SOURCE DATA:
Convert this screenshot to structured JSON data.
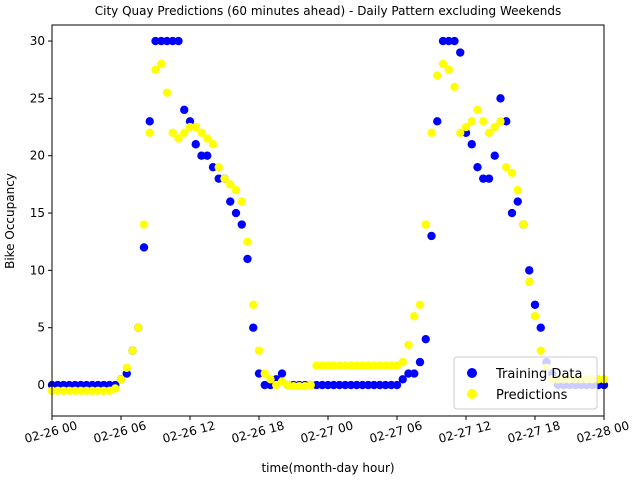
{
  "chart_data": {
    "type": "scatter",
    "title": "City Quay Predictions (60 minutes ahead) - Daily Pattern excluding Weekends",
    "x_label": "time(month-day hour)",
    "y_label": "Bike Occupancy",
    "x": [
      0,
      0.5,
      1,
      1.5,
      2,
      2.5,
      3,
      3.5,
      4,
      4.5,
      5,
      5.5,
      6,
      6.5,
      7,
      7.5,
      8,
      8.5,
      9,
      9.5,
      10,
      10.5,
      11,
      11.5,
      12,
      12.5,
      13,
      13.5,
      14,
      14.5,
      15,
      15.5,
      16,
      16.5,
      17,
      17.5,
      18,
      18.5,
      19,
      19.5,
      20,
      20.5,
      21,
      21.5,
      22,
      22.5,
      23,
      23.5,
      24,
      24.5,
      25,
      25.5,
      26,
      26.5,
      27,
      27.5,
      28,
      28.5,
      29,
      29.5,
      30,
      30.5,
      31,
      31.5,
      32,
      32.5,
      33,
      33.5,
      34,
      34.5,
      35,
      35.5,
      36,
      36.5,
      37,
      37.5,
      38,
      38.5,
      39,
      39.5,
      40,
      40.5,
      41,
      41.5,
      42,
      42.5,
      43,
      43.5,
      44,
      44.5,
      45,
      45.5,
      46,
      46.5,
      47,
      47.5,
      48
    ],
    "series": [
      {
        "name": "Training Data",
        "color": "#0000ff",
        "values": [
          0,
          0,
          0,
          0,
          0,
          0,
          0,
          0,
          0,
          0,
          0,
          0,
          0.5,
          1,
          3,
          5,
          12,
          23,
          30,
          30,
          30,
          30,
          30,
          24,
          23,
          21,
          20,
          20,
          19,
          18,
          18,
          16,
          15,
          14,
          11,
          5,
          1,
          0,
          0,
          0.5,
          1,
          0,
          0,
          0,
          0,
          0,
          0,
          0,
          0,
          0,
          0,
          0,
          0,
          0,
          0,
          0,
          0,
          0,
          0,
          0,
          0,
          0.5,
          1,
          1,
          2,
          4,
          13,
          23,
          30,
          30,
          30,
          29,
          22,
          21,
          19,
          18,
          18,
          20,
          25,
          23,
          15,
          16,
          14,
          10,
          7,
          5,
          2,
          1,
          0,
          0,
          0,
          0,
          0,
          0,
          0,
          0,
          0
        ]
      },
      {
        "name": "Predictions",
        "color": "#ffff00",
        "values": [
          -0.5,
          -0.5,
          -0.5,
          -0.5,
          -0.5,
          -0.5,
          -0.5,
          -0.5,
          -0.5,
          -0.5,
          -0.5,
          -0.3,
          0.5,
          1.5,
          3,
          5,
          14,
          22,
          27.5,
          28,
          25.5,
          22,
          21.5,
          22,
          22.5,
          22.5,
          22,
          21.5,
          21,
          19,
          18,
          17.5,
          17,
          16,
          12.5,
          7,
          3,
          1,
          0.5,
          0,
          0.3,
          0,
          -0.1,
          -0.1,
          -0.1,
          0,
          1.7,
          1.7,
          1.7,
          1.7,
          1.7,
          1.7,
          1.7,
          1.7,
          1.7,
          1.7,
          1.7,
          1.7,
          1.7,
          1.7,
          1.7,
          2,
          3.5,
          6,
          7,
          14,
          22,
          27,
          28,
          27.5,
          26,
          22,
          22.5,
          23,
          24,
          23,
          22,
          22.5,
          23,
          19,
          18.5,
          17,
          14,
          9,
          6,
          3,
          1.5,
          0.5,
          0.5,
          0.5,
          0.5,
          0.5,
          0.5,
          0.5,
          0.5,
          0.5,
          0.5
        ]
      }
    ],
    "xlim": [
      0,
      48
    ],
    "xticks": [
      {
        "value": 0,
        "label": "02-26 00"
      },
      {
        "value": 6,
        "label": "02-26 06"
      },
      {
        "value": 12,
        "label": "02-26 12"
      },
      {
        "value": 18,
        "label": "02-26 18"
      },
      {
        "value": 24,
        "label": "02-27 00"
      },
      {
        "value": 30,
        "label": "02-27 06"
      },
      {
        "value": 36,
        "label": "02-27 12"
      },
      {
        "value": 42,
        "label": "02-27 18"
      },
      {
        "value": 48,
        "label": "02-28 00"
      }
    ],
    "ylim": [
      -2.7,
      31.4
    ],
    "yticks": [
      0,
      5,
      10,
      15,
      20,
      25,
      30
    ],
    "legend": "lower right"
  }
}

---

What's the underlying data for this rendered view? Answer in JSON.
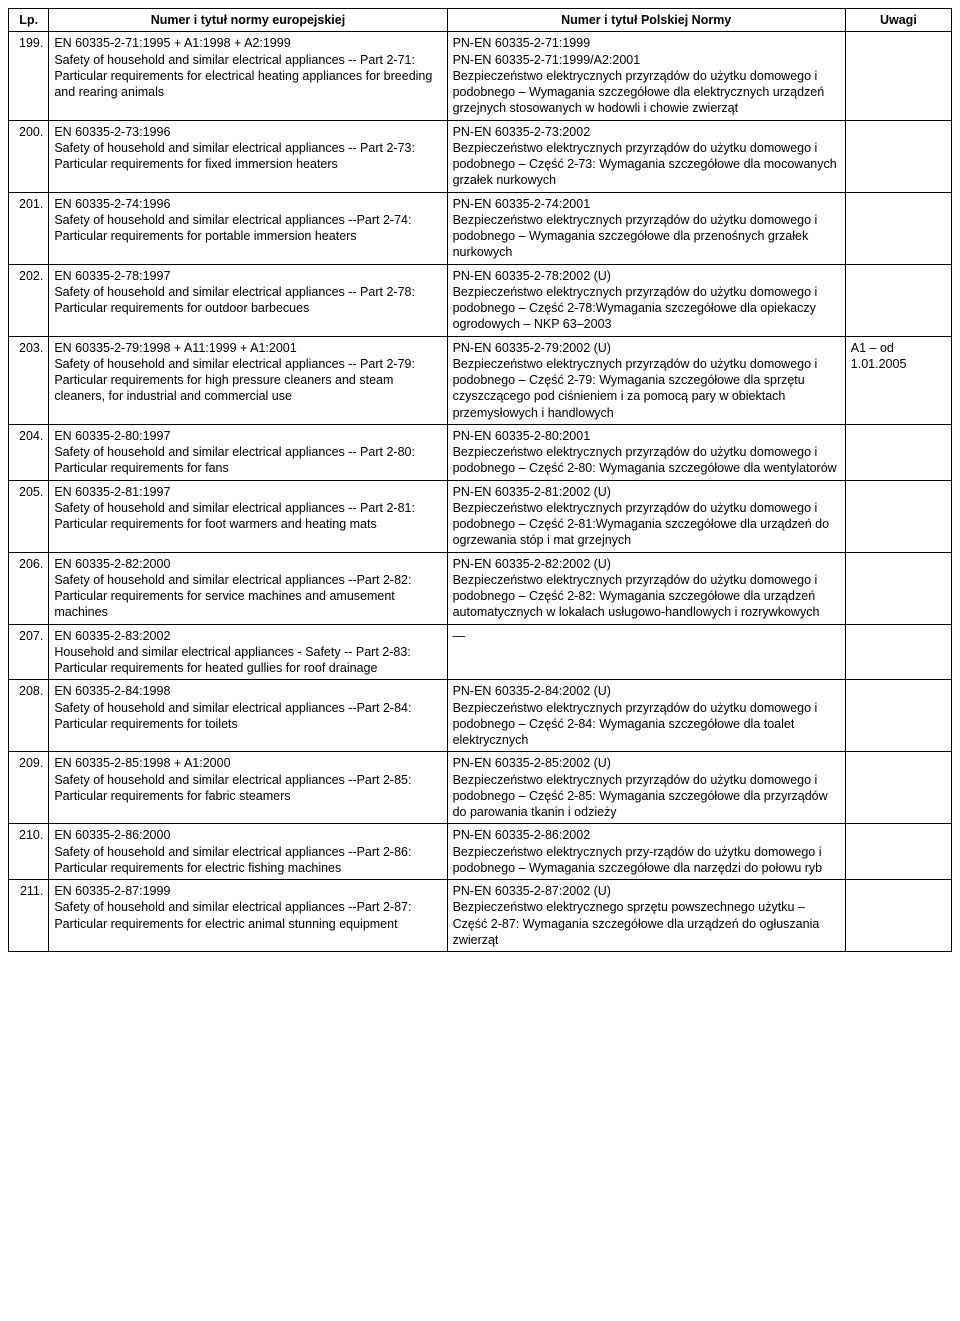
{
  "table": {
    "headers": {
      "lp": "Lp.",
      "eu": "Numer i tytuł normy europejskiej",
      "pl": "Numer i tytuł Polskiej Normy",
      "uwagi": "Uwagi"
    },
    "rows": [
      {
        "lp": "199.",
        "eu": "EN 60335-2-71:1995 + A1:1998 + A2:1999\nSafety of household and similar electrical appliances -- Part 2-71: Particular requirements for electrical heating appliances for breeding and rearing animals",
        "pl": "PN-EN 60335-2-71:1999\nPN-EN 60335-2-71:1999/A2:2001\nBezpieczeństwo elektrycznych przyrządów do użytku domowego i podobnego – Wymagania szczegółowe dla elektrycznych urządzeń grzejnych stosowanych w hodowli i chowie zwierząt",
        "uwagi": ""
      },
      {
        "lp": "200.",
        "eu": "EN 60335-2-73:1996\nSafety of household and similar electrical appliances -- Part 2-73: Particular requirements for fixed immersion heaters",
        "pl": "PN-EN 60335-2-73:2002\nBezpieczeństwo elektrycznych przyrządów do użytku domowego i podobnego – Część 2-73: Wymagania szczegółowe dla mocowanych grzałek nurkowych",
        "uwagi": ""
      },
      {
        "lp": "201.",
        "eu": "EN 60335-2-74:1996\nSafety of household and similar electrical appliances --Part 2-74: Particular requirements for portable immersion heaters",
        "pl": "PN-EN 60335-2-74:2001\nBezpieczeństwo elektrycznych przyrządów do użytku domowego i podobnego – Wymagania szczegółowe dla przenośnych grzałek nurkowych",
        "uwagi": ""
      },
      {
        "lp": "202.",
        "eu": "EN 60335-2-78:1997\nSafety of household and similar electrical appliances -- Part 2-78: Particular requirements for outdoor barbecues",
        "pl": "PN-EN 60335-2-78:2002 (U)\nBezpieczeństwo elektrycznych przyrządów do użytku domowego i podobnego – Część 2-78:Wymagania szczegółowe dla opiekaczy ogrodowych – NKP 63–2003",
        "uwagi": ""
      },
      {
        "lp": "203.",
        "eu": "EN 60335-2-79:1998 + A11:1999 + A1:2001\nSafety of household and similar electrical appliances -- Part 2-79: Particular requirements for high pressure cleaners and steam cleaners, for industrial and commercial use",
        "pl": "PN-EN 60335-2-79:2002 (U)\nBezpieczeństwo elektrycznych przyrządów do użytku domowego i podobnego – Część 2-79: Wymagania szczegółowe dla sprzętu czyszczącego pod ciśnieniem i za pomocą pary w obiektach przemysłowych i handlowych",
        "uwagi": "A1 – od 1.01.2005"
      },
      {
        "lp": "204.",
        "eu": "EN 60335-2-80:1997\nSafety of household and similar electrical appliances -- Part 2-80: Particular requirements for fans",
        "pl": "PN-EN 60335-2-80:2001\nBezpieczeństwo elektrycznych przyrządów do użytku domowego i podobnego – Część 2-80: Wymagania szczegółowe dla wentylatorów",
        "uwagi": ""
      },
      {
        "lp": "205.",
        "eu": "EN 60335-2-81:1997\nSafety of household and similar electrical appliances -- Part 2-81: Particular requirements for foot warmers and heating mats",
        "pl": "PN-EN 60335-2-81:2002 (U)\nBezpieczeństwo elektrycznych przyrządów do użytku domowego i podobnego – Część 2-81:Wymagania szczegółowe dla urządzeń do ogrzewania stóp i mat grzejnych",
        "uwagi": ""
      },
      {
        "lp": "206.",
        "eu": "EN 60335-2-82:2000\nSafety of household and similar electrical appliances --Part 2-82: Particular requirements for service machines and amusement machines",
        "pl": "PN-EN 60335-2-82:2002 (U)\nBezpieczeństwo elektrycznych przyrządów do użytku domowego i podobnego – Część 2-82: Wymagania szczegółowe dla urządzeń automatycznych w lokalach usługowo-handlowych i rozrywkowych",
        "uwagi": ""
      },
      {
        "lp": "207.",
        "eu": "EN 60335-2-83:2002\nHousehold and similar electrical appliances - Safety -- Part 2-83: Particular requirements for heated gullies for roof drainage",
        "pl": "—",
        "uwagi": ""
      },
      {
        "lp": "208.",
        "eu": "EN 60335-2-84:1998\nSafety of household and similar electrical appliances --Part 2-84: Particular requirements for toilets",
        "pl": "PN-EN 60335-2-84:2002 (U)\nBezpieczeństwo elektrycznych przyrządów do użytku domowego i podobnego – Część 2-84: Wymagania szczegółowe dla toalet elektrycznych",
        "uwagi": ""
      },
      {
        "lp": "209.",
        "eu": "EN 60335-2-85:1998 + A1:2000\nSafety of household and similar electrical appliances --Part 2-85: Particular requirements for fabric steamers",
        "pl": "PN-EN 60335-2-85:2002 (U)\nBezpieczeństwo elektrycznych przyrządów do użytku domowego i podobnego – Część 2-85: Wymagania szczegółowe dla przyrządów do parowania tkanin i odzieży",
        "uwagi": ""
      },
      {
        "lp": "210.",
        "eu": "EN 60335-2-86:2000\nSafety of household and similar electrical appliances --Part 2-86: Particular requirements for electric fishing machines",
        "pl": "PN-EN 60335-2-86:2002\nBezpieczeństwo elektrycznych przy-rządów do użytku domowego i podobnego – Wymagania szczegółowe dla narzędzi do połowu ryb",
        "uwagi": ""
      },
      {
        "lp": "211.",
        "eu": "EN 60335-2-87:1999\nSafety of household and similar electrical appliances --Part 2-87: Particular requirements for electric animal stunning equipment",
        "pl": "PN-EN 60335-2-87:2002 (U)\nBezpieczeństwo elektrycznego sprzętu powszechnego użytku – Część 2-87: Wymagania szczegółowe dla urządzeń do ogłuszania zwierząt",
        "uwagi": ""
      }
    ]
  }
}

REQUIREMENTS: Calculate how many lines of the material include the string "JSON", and state that number by itself.

THE REPLY: 2